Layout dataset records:
—————

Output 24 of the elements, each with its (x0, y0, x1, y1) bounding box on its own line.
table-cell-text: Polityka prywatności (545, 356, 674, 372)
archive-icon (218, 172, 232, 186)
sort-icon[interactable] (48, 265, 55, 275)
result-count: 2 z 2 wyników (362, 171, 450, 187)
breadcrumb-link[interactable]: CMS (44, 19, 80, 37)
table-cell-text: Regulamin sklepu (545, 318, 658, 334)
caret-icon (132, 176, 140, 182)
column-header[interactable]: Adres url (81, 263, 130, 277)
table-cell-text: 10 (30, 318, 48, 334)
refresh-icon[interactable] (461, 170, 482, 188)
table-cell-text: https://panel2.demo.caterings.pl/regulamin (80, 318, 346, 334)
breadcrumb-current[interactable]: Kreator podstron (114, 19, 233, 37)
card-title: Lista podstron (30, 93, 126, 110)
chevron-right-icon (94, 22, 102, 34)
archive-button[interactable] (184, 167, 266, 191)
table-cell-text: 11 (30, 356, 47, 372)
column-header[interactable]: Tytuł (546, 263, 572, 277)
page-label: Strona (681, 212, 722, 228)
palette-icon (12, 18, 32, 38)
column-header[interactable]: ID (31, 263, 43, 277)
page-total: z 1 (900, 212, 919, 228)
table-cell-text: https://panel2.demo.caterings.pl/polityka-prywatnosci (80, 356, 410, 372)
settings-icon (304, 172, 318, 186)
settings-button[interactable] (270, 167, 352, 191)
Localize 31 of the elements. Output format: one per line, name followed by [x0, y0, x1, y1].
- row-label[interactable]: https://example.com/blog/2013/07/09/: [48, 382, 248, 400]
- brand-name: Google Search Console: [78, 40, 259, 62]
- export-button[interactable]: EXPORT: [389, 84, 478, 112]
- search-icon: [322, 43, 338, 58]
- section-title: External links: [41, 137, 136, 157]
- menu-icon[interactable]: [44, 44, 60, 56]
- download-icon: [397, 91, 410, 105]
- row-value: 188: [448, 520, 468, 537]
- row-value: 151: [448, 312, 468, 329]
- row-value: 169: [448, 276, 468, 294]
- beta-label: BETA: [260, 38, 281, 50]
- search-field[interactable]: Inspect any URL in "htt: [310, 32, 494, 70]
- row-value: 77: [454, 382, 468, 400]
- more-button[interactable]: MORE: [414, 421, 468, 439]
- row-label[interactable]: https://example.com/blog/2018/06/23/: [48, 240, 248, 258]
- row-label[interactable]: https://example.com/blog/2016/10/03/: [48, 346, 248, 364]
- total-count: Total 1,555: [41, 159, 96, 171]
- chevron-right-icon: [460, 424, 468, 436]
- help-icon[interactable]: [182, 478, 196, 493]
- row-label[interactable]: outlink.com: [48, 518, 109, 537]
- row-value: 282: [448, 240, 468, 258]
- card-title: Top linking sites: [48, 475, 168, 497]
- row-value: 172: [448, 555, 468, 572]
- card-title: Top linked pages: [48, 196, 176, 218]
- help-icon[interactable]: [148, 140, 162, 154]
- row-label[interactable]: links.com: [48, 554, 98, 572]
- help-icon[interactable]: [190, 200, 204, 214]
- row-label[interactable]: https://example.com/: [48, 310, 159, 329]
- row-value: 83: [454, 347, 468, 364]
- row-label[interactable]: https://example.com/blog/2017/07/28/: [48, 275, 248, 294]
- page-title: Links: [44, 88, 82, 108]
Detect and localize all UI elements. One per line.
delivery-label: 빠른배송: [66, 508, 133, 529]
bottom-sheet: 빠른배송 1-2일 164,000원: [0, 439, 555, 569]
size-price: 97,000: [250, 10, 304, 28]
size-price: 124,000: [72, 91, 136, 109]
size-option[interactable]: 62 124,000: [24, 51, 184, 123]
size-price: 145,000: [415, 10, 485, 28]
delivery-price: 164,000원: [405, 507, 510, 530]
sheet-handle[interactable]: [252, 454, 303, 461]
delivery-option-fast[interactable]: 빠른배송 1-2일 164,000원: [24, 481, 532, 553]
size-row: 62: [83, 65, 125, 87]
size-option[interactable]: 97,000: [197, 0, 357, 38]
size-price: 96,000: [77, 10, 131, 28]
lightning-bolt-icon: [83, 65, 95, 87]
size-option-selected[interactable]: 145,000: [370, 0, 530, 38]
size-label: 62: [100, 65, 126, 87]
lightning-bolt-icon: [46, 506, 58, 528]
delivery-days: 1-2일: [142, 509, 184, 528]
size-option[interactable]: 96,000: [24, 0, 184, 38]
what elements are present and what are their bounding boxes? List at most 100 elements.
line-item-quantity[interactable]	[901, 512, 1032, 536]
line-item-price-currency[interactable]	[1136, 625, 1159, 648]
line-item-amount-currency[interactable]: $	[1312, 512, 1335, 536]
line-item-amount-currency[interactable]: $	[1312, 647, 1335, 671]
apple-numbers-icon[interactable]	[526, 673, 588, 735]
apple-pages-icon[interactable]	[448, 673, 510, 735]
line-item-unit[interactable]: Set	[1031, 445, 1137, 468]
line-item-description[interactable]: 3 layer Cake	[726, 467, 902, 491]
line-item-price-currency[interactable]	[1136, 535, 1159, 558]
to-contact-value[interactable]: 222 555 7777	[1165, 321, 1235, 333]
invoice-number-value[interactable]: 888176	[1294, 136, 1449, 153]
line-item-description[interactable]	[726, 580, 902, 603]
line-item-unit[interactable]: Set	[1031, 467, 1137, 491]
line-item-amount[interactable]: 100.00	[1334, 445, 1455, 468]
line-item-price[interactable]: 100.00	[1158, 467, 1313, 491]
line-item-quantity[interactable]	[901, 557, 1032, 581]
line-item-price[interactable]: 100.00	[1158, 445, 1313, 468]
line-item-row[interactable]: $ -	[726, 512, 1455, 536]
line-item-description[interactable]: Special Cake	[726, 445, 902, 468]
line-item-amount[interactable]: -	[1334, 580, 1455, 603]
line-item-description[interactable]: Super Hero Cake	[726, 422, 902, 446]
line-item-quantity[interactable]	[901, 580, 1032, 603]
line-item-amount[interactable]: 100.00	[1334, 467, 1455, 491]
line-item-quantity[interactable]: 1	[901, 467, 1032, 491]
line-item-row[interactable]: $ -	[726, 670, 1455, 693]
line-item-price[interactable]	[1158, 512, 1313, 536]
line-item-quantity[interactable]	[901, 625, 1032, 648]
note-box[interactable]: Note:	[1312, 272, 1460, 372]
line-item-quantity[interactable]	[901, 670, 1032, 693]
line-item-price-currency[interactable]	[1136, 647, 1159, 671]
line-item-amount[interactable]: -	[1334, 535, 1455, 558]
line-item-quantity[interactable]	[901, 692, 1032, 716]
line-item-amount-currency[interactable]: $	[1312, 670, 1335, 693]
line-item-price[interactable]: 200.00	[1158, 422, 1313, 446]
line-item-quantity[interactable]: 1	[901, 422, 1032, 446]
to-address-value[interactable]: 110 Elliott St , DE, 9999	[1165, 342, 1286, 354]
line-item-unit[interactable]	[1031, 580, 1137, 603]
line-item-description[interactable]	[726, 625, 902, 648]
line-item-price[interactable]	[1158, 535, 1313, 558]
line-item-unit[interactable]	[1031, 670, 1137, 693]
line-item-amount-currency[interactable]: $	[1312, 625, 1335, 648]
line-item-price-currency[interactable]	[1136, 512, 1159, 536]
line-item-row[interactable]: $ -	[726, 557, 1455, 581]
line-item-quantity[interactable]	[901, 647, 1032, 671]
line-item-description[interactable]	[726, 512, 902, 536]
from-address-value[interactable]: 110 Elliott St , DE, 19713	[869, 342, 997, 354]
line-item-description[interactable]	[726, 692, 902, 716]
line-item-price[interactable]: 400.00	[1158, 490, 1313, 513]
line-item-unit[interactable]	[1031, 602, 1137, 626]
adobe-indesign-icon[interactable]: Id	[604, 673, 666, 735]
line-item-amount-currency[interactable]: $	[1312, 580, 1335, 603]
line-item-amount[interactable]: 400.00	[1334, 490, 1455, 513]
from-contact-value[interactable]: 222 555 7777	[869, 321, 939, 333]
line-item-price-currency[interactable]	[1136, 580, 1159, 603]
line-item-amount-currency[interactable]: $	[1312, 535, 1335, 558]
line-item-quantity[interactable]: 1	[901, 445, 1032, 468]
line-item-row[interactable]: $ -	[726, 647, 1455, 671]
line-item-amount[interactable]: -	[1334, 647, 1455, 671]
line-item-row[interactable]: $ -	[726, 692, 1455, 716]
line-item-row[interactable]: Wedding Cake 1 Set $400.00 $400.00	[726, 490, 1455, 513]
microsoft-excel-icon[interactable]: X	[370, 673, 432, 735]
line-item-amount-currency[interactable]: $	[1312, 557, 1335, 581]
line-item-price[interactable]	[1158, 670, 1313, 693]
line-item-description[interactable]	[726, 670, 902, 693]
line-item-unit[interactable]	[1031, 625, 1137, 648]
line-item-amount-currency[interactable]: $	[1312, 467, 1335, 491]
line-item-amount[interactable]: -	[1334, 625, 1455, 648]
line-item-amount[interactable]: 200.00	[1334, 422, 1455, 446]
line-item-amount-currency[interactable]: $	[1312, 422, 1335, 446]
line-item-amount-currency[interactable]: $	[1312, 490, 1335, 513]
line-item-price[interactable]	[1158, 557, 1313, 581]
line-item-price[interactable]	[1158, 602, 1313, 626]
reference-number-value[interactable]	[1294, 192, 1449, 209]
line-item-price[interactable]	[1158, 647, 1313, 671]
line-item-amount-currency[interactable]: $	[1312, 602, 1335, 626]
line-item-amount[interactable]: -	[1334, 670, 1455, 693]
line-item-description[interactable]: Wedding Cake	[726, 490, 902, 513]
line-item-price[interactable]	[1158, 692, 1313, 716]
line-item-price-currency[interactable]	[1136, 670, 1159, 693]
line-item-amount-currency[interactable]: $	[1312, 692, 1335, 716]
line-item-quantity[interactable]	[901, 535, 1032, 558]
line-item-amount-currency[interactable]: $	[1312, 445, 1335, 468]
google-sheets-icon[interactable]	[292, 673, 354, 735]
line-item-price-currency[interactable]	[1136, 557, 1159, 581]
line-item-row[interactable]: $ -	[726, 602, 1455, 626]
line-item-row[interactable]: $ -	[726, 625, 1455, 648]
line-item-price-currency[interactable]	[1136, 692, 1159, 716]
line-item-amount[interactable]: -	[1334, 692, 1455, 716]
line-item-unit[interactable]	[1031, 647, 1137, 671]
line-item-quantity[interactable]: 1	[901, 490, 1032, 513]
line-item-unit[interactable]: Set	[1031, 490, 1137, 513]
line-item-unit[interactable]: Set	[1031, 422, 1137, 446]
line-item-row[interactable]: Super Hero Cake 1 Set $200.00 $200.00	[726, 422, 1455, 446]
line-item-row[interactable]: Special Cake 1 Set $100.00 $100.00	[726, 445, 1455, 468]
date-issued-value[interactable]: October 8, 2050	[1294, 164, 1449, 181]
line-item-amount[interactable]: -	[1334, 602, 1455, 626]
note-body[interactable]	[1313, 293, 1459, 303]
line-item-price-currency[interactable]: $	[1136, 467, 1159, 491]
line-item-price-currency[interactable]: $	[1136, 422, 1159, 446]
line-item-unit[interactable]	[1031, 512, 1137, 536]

—————

__Aim of the task__.
Output the lines word for word, starting at the first line and stopping after the line that contains "- brand-name: Google".

__Output of the exercise__.
Output 24 of the elements, each with its (x0, y0, x1, y1) bounding box on its own line.
table-cell-text: Polityka prywatności (545, 356, 674, 372)
archive-icon (218, 172, 232, 186)
sort-icon[interactable] (48, 265, 55, 275)
result-count: 2 z 2 wyników (362, 171, 450, 187)
breadcrumb-link[interactable]: CMS (44, 19, 80, 37)
table-cell-text: Regulamin sklepu (545, 318, 658, 334)
caret-icon (132, 176, 140, 182)
column-header[interactable]: Adres url (81, 263, 130, 277)
table-cell-text: 10 (30, 318, 48, 334)
refresh-icon[interactable] (461, 170, 482, 188)
table-cell-text: https://panel2.demo.caterings.pl/regulamin (80, 318, 346, 334)
breadcrumb-current[interactable]: Kreator podstron (114, 19, 233, 37)
card-title: Lista podstron (30, 93, 126, 110)
chevron-right-icon (94, 22, 102, 34)
archive-button[interactable] (184, 167, 266, 191)
table-cell-text: 11 (30, 356, 47, 372)
column-header[interactable]: Tytuł (546, 263, 572, 277)
page-label: Strona (681, 212, 722, 228)
palette-icon (12, 18, 32, 38)
column-header[interactable]: ID (31, 263, 43, 277)
page-total: z 1 (900, 212, 919, 228)
table-cell-text: https://panel2.demo.caterings.pl/polityka-prywatnosci (80, 356, 410, 372)
settings-icon (304, 172, 318, 186)
settings-button[interactable] (270, 167, 352, 191)
Localize 31 of the elements. Output format: one per line, name followed by [x0, y0, x1, y1].
- row-label[interactable]: https://example.com/blog/2013/07/09/: [48, 382, 248, 400]
- brand-name: Google Search Console: [78, 40, 259, 62]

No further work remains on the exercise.